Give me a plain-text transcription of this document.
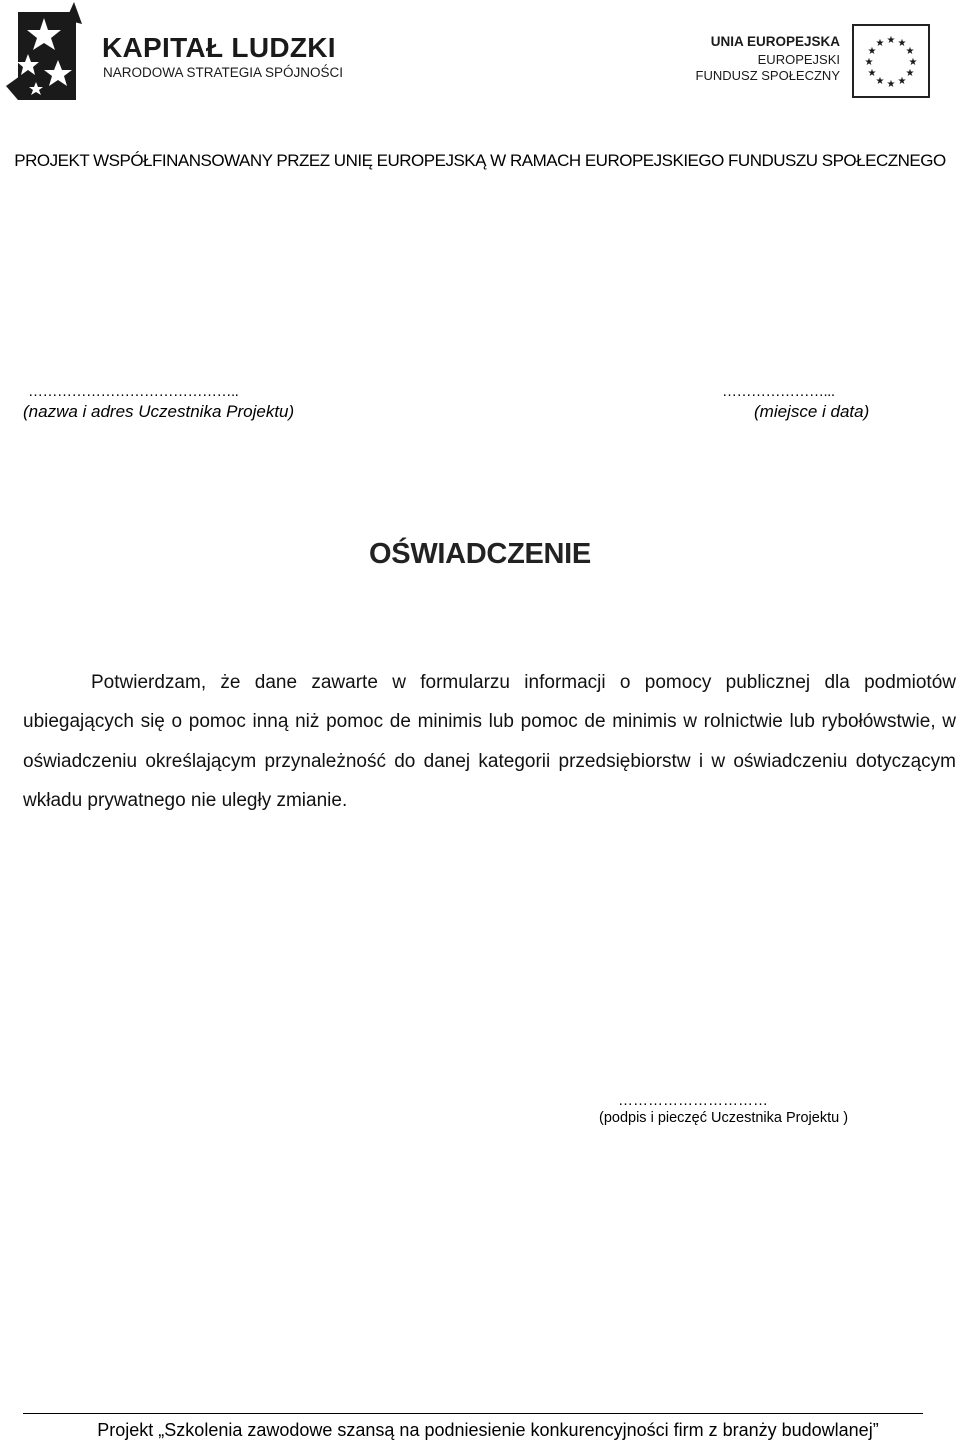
KAPITAŁ LUDZKI
NARODOWA STRATEGIA SPÓJNOŚCI
UNIA EUROPEJSKA
EUROPEJSKI
FUNDUSZ SPOŁECZNY
★ ★
★
★
★
★
★
★
★
★
★
★
PROJEKT WSPÓŁFINANSOWANY PRZEZ UNIĘ EUROPEJSKĄ W RAMACH EUROPEJSKIEGO FUNDUSZU SPOŁECZNEGO
……………………………………..
(nazwa i adres Uczestnika Projektu)
…………………...
(miejsce i data)
OŚWIADCZENIE

Potwierdzam, że dane zawarte w formularzu informacji o pomocy publicznej dla podmiotów ubiegających się o pomoc inną niż pomoc de minimis lub pomoc de minimis w rolnictwie lub rybołówstwie, w oświadczeniu określającym przynależność do danej kategorii przedsiębiorstw i w oświadczeniu dotyczącym wkładu prywatnego nie uległy zmianie.

…………………………
(podpis i pieczęć Uczestnika Projektu )
Projekt „Szkolenia zawodowe szansą na podniesienie konkurencyjności firm z branży budowlanej”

============

**Set task:** Every line should be retyped exactly, with the pictures omitted.

**Answer to the task:**
Give me a plain-text transcription of this document.
KAPITAŁ LUDZKI
NARODOWA STRATEGIA SPÓJNOŚCI
UNIA EUROPEJSKA
EUROPEJSKI
FUNDUSZ SPOŁECZNY
★ ★
★
★
★
★
★
★
★
★
★
★
PROJEKT WSPÓŁFINANSOWANY PRZEZ UNIĘ EUROPEJSKĄ W RAMACH EUROPEJSKIEGO FUNDUSZU SPOŁECZNEGO
……………………………………..
(nazwa i adres Uczestnika Projektu)
…………………...
(miejsce i data)
OŚWIADCZENIE

Potwierdzam, że dane zawarte w formularzu informacji o pomocy publicznej dla podmiotów ubiegających się o pomoc inną niż pomoc de minimis lub pomoc de minimis w rolnictwie lub rybołówstwie, w oświadczeniu określającym przynależność do danej kategorii przedsiębiorstw i w oświadczeniu dotyczącym wkładu prywatnego nie uległy zmianie.

…………………………
(podpis i pieczęć Uczestnika Projektu )
Projekt „Szkolenia zawodowe szansą na podniesienie konkurencyjności firm z branży budowlanej”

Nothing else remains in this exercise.